THE PROBLEM: Find each line containing the string "които". Copy it.
======== DATA FOR PROCESSING
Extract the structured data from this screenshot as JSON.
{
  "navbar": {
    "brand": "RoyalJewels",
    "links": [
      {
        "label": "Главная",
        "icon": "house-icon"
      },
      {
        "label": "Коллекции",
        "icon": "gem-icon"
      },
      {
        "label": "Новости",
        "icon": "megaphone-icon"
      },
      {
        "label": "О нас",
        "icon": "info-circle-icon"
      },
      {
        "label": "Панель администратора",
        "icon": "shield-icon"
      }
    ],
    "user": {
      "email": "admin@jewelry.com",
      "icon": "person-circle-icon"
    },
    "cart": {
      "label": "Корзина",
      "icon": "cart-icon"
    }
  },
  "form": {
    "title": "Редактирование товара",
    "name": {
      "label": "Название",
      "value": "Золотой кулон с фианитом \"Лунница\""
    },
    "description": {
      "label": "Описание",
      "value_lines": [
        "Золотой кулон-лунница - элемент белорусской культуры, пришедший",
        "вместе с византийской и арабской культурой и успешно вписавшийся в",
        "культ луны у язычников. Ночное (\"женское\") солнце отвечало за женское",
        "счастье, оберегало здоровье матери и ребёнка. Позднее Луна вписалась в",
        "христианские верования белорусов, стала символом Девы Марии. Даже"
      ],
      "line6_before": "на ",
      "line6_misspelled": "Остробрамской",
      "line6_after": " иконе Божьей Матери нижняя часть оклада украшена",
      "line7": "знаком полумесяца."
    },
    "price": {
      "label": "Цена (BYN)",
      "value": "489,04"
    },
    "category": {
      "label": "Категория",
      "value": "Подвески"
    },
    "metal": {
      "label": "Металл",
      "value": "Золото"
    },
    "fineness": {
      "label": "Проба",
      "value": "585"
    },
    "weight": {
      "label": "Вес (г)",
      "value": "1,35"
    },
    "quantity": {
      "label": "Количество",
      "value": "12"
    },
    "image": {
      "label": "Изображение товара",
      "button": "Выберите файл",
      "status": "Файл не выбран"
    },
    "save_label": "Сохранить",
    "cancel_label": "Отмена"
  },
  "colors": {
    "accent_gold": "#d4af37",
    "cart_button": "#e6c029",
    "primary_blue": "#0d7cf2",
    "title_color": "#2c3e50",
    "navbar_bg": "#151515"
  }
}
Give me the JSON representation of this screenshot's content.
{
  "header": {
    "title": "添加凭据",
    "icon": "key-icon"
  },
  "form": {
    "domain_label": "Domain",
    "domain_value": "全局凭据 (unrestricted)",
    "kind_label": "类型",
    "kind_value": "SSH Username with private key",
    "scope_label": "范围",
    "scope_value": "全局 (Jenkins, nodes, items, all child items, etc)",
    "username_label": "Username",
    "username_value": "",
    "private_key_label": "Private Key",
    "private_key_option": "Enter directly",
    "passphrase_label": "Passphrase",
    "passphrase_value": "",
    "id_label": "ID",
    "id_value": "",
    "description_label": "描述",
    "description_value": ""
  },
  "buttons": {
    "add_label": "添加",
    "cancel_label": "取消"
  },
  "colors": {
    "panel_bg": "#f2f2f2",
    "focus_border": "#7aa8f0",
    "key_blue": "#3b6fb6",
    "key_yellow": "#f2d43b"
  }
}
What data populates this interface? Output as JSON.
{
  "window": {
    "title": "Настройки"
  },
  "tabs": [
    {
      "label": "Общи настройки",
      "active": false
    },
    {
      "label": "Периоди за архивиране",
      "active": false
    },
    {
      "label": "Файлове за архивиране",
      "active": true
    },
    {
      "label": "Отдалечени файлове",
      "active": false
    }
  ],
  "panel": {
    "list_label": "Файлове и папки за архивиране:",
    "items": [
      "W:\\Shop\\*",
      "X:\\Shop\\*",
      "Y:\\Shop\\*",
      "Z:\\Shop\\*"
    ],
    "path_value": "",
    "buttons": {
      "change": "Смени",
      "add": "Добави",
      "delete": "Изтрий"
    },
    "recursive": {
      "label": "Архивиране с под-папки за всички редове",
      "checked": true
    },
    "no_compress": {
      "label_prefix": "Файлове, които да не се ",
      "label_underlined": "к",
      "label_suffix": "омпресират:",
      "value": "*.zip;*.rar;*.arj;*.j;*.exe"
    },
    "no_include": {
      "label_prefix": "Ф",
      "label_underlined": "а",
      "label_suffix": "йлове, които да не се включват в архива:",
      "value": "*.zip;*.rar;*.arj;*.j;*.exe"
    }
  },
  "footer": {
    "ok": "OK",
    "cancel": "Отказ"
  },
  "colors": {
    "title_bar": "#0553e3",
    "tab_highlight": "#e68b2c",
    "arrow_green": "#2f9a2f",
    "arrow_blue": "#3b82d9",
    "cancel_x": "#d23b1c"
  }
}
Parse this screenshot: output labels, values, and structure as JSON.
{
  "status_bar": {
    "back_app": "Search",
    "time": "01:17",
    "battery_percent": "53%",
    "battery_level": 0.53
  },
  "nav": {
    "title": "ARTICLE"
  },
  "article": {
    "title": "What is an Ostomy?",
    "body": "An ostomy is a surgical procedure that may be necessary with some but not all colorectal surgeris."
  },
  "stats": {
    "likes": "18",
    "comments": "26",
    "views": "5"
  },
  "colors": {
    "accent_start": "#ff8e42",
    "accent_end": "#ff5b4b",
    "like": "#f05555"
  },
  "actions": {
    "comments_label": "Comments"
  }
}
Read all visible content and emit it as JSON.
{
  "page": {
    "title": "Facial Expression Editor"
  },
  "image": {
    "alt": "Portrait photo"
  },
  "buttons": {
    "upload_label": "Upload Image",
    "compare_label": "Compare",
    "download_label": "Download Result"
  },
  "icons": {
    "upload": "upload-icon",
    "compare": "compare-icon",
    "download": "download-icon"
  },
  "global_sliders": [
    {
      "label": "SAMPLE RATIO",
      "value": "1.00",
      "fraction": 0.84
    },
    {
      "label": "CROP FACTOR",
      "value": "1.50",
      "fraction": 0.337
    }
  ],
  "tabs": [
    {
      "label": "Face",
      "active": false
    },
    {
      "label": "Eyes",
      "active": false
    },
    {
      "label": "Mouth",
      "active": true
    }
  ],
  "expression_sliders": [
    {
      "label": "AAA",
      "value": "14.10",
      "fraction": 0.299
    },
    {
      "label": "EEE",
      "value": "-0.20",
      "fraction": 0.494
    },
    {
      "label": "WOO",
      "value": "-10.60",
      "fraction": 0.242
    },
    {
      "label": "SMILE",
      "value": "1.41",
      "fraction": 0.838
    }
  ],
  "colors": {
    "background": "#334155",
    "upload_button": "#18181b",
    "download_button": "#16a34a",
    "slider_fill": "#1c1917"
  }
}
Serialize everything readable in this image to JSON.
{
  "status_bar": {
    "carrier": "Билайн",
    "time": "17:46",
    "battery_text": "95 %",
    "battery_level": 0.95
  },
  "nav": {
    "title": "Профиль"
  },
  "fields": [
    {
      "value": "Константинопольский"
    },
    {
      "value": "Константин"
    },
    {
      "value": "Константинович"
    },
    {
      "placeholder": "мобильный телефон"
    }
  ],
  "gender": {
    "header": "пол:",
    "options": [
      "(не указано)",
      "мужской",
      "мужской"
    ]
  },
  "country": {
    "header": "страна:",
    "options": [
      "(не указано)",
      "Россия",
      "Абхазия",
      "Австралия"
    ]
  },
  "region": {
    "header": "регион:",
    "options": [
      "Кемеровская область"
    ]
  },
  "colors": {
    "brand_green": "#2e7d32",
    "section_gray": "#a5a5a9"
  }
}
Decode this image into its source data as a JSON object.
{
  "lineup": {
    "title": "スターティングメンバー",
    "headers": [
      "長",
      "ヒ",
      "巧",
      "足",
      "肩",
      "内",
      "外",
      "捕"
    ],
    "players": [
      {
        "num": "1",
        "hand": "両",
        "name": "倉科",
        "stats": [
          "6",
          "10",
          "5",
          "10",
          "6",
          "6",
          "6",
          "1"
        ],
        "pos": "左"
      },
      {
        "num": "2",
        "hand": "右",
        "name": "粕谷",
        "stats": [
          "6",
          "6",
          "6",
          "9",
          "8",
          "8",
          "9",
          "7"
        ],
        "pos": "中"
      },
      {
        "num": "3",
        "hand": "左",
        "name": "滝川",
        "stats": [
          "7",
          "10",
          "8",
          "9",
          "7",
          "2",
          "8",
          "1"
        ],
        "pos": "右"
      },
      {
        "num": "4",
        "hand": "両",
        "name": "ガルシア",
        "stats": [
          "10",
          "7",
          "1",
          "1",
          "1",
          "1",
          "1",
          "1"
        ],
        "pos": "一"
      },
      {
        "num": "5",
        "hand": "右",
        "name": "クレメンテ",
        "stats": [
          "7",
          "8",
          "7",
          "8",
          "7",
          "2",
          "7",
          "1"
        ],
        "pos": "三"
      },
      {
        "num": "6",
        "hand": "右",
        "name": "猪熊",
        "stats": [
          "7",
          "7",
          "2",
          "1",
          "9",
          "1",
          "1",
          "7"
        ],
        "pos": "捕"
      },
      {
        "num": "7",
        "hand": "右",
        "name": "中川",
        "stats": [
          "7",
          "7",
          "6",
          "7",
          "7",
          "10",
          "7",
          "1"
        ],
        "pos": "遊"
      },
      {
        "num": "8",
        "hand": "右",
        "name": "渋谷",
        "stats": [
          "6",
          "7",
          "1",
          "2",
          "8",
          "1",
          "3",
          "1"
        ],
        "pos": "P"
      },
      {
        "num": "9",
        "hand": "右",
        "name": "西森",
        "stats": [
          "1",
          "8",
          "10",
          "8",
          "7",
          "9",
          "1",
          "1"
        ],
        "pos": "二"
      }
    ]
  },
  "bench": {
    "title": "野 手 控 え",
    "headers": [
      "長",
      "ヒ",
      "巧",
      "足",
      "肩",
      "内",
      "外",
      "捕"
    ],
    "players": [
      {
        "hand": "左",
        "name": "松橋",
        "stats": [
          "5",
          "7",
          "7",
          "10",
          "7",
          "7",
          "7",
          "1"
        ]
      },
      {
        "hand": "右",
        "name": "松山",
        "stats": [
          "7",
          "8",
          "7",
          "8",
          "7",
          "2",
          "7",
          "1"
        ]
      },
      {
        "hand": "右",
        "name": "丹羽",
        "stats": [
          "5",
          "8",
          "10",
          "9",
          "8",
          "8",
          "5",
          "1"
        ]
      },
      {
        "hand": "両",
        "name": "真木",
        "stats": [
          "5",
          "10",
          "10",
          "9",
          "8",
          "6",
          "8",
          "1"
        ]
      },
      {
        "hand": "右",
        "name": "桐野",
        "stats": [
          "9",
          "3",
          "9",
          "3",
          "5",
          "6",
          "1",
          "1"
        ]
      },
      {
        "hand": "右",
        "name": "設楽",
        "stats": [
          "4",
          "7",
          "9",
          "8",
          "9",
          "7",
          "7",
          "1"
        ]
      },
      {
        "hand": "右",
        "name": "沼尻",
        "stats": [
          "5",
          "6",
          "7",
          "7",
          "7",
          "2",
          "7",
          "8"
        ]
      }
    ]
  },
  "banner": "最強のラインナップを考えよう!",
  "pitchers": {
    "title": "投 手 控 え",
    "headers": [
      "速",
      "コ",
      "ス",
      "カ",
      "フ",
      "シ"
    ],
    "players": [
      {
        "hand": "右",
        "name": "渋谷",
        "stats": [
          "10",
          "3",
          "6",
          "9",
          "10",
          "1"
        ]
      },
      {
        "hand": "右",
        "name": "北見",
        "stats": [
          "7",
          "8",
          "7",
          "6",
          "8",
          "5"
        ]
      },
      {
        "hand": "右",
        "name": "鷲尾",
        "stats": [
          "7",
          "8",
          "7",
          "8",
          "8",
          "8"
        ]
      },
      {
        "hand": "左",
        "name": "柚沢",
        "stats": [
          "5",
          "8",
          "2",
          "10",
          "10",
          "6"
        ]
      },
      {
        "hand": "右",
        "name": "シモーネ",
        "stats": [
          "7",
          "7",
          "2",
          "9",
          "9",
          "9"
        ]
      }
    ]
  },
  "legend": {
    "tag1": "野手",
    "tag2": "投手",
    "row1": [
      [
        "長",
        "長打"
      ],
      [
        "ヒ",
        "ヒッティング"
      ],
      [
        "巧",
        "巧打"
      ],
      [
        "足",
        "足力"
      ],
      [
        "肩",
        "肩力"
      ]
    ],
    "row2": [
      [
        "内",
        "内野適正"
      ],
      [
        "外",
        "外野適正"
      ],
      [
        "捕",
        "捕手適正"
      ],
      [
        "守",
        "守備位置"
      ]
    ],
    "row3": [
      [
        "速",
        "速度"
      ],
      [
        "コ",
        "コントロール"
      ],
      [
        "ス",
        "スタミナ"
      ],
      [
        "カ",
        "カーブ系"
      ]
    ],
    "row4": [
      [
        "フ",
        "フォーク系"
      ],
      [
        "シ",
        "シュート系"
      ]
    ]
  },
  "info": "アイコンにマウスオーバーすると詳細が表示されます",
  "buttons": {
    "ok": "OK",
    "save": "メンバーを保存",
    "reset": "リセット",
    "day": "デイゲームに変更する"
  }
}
================
SOLVED EXERCISE:
      "label_prefix": "Файлове, които да не се ",
      "label_suffix": "йлове, които да не се включват в архива:",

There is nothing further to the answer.